Task instructions — The exercise asks you to copy every line below in which "vertical" appears.

• • •

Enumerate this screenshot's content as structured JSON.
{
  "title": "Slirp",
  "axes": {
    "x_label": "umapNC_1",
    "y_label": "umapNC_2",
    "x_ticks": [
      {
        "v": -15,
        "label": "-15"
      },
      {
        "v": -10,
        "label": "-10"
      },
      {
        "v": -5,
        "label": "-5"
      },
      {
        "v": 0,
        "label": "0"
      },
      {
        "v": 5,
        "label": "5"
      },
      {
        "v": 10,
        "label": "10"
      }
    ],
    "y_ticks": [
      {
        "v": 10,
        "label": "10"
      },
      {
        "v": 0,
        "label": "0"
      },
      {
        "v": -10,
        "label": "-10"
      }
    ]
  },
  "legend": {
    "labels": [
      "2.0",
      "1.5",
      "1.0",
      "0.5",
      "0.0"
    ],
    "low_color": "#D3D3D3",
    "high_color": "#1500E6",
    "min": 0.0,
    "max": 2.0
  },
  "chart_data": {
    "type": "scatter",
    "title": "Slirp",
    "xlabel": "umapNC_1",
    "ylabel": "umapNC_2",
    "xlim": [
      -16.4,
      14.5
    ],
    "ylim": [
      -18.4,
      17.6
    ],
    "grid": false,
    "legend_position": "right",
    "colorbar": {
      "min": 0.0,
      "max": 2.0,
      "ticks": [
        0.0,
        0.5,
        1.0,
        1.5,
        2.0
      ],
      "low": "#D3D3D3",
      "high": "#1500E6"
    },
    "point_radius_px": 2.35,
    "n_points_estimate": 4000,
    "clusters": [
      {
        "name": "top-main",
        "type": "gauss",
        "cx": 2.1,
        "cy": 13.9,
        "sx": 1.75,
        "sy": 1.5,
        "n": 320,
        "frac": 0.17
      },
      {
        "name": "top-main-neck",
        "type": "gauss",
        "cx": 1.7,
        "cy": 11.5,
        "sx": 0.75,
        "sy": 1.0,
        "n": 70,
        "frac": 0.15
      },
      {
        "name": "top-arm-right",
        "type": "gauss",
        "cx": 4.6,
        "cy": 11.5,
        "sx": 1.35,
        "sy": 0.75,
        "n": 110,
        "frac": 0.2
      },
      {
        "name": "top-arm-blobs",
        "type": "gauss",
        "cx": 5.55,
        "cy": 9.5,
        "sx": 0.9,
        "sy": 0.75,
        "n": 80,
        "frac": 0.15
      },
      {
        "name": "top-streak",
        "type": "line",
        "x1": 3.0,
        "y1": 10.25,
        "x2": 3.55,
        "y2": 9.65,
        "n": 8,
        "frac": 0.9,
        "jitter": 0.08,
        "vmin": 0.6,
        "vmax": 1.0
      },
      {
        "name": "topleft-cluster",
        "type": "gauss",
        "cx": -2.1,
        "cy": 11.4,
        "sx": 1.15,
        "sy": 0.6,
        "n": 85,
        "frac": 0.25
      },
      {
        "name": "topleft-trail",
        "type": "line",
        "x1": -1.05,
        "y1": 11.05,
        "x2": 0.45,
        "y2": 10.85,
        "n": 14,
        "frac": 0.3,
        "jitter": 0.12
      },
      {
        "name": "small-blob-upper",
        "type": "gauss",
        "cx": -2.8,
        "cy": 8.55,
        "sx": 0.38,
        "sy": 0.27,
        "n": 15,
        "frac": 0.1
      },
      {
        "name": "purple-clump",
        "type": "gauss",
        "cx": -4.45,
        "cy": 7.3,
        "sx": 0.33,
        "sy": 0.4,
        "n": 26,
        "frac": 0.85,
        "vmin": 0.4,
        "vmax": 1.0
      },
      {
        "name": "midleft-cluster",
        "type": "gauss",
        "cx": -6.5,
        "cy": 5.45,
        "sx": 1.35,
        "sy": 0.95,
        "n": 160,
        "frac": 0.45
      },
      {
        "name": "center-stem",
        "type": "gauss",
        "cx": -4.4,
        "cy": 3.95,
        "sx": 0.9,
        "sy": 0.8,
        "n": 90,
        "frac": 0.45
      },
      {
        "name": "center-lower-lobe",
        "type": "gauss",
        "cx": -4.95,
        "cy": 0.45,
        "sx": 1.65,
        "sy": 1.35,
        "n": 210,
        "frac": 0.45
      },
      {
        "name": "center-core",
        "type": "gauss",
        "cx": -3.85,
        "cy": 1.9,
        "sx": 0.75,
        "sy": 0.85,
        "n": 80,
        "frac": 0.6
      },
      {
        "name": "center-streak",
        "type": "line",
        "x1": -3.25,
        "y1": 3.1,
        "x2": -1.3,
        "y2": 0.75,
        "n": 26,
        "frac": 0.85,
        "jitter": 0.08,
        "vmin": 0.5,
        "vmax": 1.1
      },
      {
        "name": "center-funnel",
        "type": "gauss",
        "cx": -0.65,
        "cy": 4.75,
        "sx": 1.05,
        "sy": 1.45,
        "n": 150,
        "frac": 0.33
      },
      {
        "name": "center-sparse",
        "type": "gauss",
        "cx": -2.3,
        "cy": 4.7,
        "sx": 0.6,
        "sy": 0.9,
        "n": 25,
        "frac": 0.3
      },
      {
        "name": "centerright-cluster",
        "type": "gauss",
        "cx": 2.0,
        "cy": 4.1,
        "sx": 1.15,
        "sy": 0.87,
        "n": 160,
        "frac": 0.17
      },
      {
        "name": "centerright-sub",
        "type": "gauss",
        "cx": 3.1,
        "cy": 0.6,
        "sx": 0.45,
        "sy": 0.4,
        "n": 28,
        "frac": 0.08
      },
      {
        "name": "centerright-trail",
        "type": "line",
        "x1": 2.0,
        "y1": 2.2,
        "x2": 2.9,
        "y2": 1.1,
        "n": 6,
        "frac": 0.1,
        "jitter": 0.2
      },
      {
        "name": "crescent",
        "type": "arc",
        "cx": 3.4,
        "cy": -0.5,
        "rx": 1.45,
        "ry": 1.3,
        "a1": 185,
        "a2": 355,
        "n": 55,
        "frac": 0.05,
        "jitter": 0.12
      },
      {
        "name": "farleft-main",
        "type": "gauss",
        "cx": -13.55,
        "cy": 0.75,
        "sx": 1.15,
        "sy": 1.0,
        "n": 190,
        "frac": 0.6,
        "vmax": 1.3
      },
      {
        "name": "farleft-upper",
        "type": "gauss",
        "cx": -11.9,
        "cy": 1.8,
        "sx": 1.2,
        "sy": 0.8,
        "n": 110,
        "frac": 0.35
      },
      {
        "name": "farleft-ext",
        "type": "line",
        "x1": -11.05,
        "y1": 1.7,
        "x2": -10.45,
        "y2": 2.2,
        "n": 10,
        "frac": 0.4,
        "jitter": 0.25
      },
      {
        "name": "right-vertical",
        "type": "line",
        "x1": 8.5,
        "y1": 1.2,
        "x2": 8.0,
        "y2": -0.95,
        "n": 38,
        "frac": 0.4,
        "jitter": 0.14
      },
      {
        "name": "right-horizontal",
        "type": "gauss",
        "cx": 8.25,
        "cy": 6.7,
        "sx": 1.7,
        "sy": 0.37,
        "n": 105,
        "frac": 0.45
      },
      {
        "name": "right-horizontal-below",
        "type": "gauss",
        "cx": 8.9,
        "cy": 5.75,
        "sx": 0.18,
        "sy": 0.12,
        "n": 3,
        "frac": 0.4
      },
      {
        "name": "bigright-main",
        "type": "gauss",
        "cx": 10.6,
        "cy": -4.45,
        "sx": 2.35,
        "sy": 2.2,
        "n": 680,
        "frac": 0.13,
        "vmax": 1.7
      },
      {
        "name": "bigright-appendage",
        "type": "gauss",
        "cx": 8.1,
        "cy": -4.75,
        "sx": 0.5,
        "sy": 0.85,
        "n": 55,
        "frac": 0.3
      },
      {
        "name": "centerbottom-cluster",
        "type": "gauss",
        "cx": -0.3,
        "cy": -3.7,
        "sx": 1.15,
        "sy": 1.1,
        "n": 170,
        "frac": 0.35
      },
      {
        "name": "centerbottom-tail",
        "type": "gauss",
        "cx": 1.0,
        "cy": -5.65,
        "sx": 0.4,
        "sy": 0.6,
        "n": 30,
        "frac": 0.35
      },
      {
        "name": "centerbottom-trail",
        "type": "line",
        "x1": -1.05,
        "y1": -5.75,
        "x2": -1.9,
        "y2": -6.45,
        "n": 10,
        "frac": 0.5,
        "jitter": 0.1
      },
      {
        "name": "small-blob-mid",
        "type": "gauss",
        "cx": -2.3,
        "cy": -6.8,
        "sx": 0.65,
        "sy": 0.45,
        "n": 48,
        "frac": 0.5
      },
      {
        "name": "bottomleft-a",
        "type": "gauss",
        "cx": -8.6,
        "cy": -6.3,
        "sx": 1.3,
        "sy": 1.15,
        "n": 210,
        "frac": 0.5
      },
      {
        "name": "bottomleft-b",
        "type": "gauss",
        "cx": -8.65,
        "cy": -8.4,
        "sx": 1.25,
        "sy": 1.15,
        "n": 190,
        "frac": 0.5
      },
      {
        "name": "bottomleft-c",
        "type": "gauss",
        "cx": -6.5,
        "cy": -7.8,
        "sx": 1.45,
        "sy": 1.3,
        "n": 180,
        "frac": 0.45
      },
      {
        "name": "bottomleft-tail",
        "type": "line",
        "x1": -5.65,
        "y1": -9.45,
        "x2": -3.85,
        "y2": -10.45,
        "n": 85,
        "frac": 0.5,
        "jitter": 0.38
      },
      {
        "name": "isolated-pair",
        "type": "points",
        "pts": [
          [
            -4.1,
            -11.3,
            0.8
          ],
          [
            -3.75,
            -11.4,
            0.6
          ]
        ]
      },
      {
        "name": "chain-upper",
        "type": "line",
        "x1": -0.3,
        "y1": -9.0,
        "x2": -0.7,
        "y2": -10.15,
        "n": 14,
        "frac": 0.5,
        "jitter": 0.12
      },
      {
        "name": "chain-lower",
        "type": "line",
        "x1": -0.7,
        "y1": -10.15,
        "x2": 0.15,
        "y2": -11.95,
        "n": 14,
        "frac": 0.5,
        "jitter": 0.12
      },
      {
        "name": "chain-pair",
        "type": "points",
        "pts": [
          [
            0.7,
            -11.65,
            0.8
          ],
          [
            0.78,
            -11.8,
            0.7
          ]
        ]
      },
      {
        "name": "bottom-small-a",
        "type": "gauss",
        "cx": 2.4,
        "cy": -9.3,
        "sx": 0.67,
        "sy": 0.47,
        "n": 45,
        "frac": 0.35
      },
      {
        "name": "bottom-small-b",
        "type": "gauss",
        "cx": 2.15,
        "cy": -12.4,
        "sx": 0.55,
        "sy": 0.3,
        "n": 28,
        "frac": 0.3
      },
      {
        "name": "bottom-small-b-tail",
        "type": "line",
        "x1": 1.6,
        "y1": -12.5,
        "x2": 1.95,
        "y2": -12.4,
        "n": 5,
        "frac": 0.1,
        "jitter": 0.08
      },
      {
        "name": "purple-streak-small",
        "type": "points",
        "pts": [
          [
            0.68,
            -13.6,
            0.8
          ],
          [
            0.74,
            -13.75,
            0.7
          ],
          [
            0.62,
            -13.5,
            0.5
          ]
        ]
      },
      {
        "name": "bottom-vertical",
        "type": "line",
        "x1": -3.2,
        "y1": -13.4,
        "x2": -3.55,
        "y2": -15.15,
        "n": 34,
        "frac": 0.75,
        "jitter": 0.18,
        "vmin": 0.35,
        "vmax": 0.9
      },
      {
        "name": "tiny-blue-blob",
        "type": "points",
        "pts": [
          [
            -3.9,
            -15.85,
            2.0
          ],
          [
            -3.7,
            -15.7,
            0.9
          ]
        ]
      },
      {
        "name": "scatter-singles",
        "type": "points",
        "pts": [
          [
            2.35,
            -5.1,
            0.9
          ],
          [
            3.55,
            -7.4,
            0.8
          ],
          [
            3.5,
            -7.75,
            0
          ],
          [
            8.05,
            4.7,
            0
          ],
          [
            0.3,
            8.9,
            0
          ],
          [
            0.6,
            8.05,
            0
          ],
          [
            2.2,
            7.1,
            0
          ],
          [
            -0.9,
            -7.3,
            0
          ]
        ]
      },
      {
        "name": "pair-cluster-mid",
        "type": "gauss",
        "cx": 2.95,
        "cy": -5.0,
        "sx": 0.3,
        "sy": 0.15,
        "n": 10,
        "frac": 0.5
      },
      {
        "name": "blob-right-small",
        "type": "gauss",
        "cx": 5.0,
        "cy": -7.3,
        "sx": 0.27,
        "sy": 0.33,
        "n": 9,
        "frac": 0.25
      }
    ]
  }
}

• • •

Full response —
        "name": "right-vertical",
        "name": "bottom-vertical",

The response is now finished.